Exercise: Of the lines in this material, how many contain "exact"? Answer with a single number only.

Extracted information:
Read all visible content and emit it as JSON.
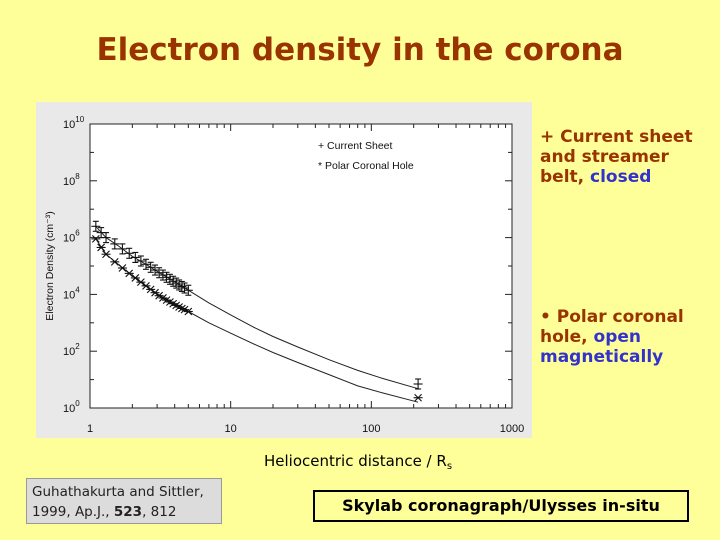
{
  "title": "Electron density in the corona",
  "notes": {
    "current_sheet": {
      "prefix": "+ Current sheet and streamer belt, ",
      "highlight": "closed"
    },
    "polar_hole": {
      "prefix": "• Polar coronal hole, ",
      "highlight": "open magnetically"
    }
  },
  "xlabel": {
    "text": "Heliocentric distance / R",
    "sub": "s"
  },
  "citation": {
    "line1": "Guhathakurta and Sittler,",
    "line2_pre": "1999, Ap.J., ",
    "volume": "523",
    "line2_post": ", 812"
  },
  "source": "Skylab coronagraph/Ulysses in-situ",
  "colors": {
    "background": "#ffff99",
    "title": "#993300",
    "highlight": "#3333cc"
  },
  "chart_data": {
    "type": "line",
    "xscale": "log",
    "yscale": "log",
    "xlim": [
      1,
      1000
    ],
    "ylim": [
      1,
      10000000000
    ],
    "x_ticks": [
      "1",
      "10",
      "100",
      "1000"
    ],
    "y_ticks": [
      {
        "base": "10",
        "exp": "0"
      },
      {
        "base": "10",
        "exp": "2"
      },
      {
        "base": "10",
        "exp": "4"
      },
      {
        "base": "10",
        "exp": "6"
      },
      {
        "base": "10",
        "exp": "8"
      },
      {
        "base": "10",
        "exp": "10"
      }
    ],
    "ylabel": "Electron Density",
    "ylabel_unit": "(cm⁻³)",
    "legend": [
      "+ Current Sheet",
      "* Polar Coronal Hole"
    ],
    "legend_position": "top-left",
    "series": [
      {
        "name": "Current Sheet",
        "marker": "+",
        "x": [
          1.1,
          1.2,
          1.3,
          1.5,
          1.7,
          1.9,
          2.1,
          2.3,
          2.5,
          2.7,
          2.9,
          3.1,
          3.3,
          3.5,
          3.7,
          3.9,
          4.1,
          4.3,
          4.5,
          4.7,
          5.0,
          215
        ],
        "y": [
          2500000,
          1500000,
          1000000,
          600000,
          400000,
          280000,
          200000,
          150000,
          115000,
          90000,
          72000,
          58000,
          48000,
          40000,
          34000,
          29000,
          25000,
          21500,
          19000,
          16800,
          14000,
          7
        ]
      },
      {
        "name": "Polar Coronal Hole",
        "marker": "*",
        "x": [
          1.1,
          1.2,
          1.3,
          1.5,
          1.7,
          1.9,
          2.1,
          2.3,
          2.5,
          2.7,
          2.9,
          3.1,
          3.3,
          3.5,
          3.7,
          3.9,
          4.1,
          4.3,
          4.5,
          4.7,
          5.0,
          215
        ],
        "y": [
          900000,
          450000,
          260000,
          140000,
          85000,
          55000,
          38000,
          27000,
          20000,
          15000,
          11500,
          9000,
          7500,
          6300,
          5400,
          4700,
          4100,
          3600,
          3200,
          2900,
          2500,
          2.3
        ]
      }
    ],
    "fit_curves": [
      {
        "name": "Current Sheet",
        "x": [
          1.1,
          1.3,
          1.6,
          2,
          2.5,
          3,
          4,
          5,
          7,
          10,
          15,
          20,
          30,
          50,
          80,
          120,
          215
        ],
        "y": [
          2500000,
          1000000,
          500000,
          220000,
          115000,
          65000,
          28000,
          14000,
          5000,
          1900,
          650,
          330,
          140,
          50,
          21,
          11,
          4.8
        ]
      },
      {
        "name": "Polar Coronal Hole",
        "x": [
          1.1,
          1.3,
          1.6,
          2,
          2.5,
          3,
          4,
          5,
          7,
          10,
          15,
          20,
          30,
          50,
          80,
          120,
          215
        ],
        "y": [
          900000,
          260000,
          110000,
          46000,
          20000,
          10500,
          4300,
          2500,
          1000,
          430,
          170,
          90,
          40,
          15,
          6,
          3.4,
          1.6
        ]
      }
    ]
  }
}
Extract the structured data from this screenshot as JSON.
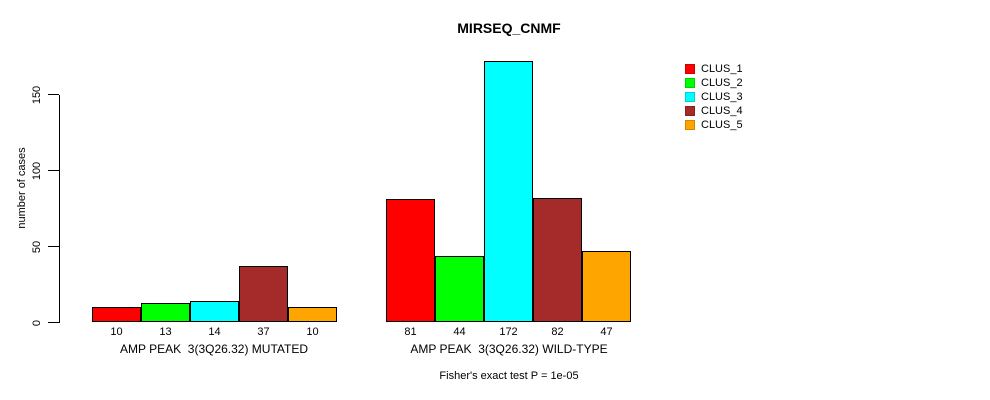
{
  "title": "MIRSEQ_CNMF",
  "ylabel": "number of cases",
  "footer": "Fisher's exact test P = 1e-05",
  "legend": [
    {
      "label": "CLUS_1",
      "color": "#FF0000"
    },
    {
      "label": "CLUS_2",
      "color": "#00FF00"
    },
    {
      "label": "CLUS_3",
      "color": "#00FFFF"
    },
    {
      "label": "CLUS_4",
      "color": "#A52A2A"
    },
    {
      "label": "CLUS_5",
      "color": "#FFA500"
    }
  ],
  "chart_data": {
    "type": "bar",
    "title": "MIRSEQ_CNMF",
    "xlabel": "",
    "ylabel": "number of cases",
    "ylim": [
      0,
      172
    ],
    "yticks": [
      0,
      50,
      100,
      150
    ],
    "grid": false,
    "legend_position": "right",
    "categories": [
      "AMP PEAK  3(3Q26.32) MUTATED",
      "AMP PEAK  3(3Q26.32) WILD-TYPE"
    ],
    "series": [
      {
        "name": "CLUS_1",
        "color": "#FF0000",
        "values": [
          10,
          81
        ]
      },
      {
        "name": "CLUS_2",
        "color": "#00FF00",
        "values": [
          13,
          44
        ]
      },
      {
        "name": "CLUS_3",
        "color": "#00FFFF",
        "values": [
          14,
          172
        ]
      },
      {
        "name": "CLUS_4",
        "color": "#A52A2A",
        "values": [
          37,
          82
        ]
      },
      {
        "name": "CLUS_5",
        "color": "#FFA500",
        "values": [
          10,
          47
        ]
      }
    ],
    "annotation": "Fisher's exact test P = 1e-05"
  }
}
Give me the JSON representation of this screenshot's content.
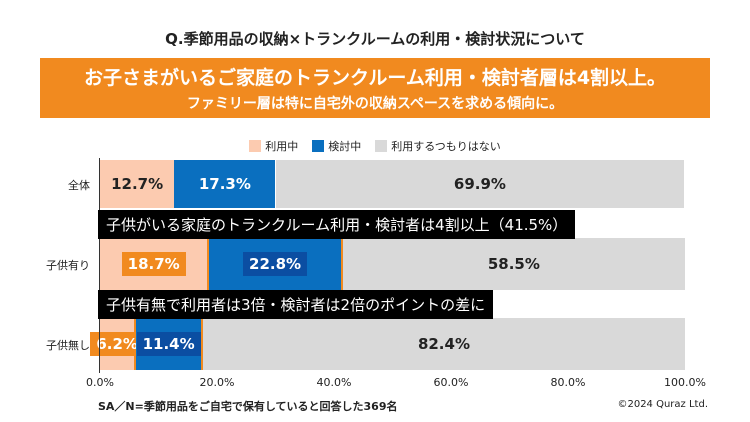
{
  "title": "Q.季節用品の収納×トランクルームの利用・検討状況について",
  "banner": {
    "line1": "お子さまがいるご家庭のトランクルーム利用・検討者層は4割以上。",
    "line2": "ファミリー層は特に自宅外の収納スペースを求める傾向に。"
  },
  "annotations": [
    "子供がいる家庭のトランクルーム利用・検討者は4割以上（41.5%）",
    "子供有無で利用者は3倍・検討者は2倍のポイントの差に"
  ],
  "footer": "SA／N=季節用品をご自宅で保有していると回答した369名",
  "copyright": "©2024 Quraz Ltd.",
  "colors": {
    "using": "#fccbb0",
    "considering": "#0a6fbf",
    "not": "#d9d9d9",
    "accent": "#f18a1f",
    "label_blue": "#0b4ea2"
  },
  "chart_data": {
    "type": "bar",
    "orientation": "horizontal",
    "stacked": true,
    "categories": [
      "全体",
      "子供有り",
      "子供無し"
    ],
    "series": [
      {
        "name": "利用中",
        "values": [
          12.7,
          18.7,
          6.2
        ]
      },
      {
        "name": "検討中",
        "values": [
          17.3,
          22.8,
          11.4
        ]
      },
      {
        "name": "利用するつもりはない",
        "values": [
          69.9,
          58.5,
          82.4
        ]
      }
    ],
    "value_labels": [
      [
        "12.7%",
        "17.3%",
        "69.9%"
      ],
      [
        "18.7%",
        "22.8%",
        "58.5%"
      ],
      [
        "6.2%",
        "11.4%",
        "82.4%"
      ]
    ],
    "xticks": [
      "0.0%",
      "20.0%",
      "40.0%",
      "60.0%",
      "80.0%",
      "100.0%"
    ],
    "xlim": [
      0,
      100
    ],
    "legend": "top-center"
  }
}
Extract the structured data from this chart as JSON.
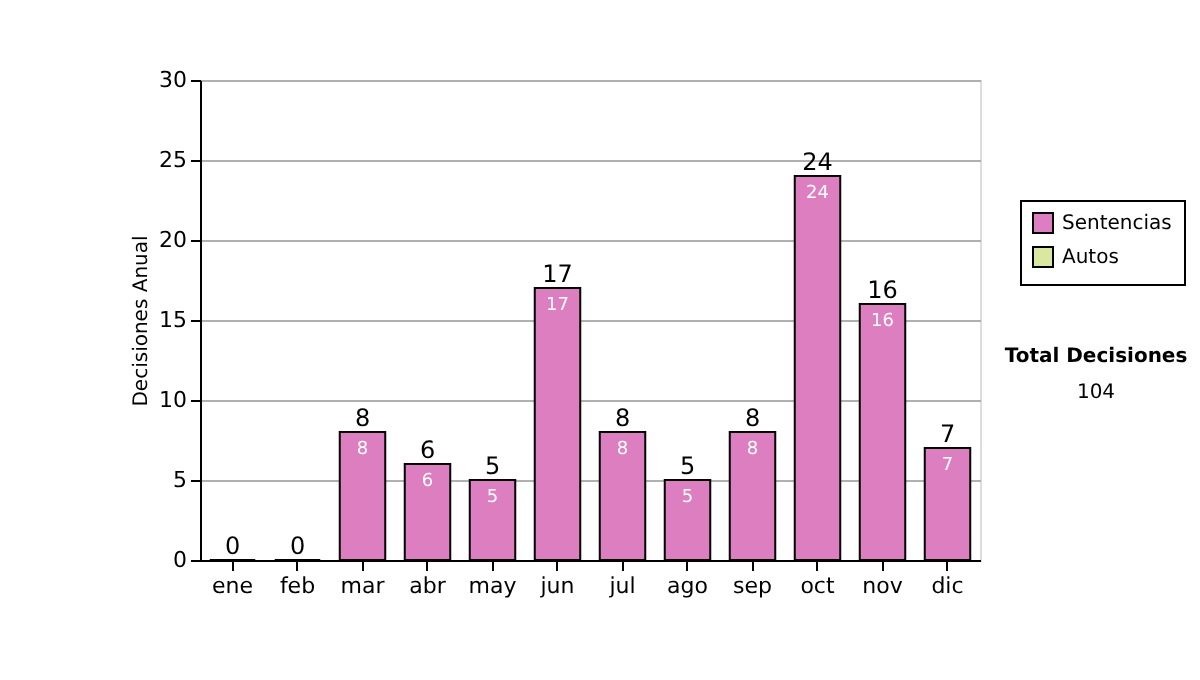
{
  "chart_data": {
    "type": "bar",
    "stacked": true,
    "ylabel": "Decisiones Anual",
    "categories": [
      "ene",
      "feb",
      "mar",
      "abr",
      "may",
      "jun",
      "jul",
      "ago",
      "sep",
      "oct",
      "nov",
      "dic"
    ],
    "series": [
      {
        "name": "Sentencias",
        "color": "#dc7ec0",
        "values": [
          0,
          0,
          8,
          6,
          5,
          17,
          8,
          5,
          8,
          24,
          16,
          7
        ],
        "value_labels": [
          null,
          null,
          "8",
          "6",
          "5",
          "17",
          "8",
          "5",
          "8",
          "24",
          "16",
          "7"
        ]
      },
      {
        "name": "Autos",
        "color": "#d8e8a0",
        "values": [
          null,
          null,
          null,
          null,
          null,
          null,
          null,
          null,
          null,
          null,
          null,
          null
        ]
      }
    ],
    "totals": [
      "0",
      "0",
      "8",
      "6",
      "5",
      "17",
      "8",
      "5",
      "8",
      "24",
      "16",
      "7"
    ],
    "ylim": [
      0,
      30
    ],
    "yticks": [
      0,
      5,
      10,
      15,
      20,
      25,
      30
    ],
    "grid": "y",
    "legend": "right",
    "annotations": [
      "Total Decisiones",
      "104"
    ]
  }
}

Final result: 2